Instructions to follow: Would you retype all of these records exactly?

[Data records]
****************************************

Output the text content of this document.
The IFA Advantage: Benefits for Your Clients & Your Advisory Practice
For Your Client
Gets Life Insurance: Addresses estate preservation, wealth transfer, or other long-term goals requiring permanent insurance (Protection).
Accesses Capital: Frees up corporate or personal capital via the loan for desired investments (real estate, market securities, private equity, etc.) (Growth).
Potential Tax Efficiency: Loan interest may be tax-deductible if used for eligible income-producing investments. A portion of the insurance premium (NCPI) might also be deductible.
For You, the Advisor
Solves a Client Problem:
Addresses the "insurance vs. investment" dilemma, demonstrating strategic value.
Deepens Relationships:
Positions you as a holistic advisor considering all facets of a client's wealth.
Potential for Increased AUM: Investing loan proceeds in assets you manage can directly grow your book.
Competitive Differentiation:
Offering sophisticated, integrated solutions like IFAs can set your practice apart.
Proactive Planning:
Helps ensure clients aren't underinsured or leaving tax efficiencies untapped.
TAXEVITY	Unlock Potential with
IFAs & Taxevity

****************************************

Answer below:
Output the text content of this document.
The IFA Advantage: Benefits for Your Clients & Your Advisory Practice
For Your Client
Gets Life Insurance: Addresses estate preservation, wealth transfer, or other long-term goals requiring permanent insurance (Protection).
Accesses Capital: Frees up corporate or personal capital via the loan for desired investments (real estate, market securities, private equity, etc.) (Growth).
Potential Tax Efficiency: Loan interest may be tax-deductible if used for eligible income-producing investments. A portion of the insurance premium (NCPI) might also be deductible.
For You, the Advisor
Solves a Client Problem:
Addresses the "insurance vs. investment" dilemma, demonstrating strategic value.
Deepens Relationships:
Positions you as a holistic advisor considering all facets of a client's wealth.
Potential for Increased AUM: Investing loan proceeds in assets you manage can directly grow your book.
Competitive Differentiation:
Offering sophisticated, integrated solutions like IFAs can set your practice apart.
Proactive Planning:
Helps ensure clients aren't underinsured or leaving tax efficiencies untapped.
TAXEVITY	Unlock Potential with
IFAs & Taxevity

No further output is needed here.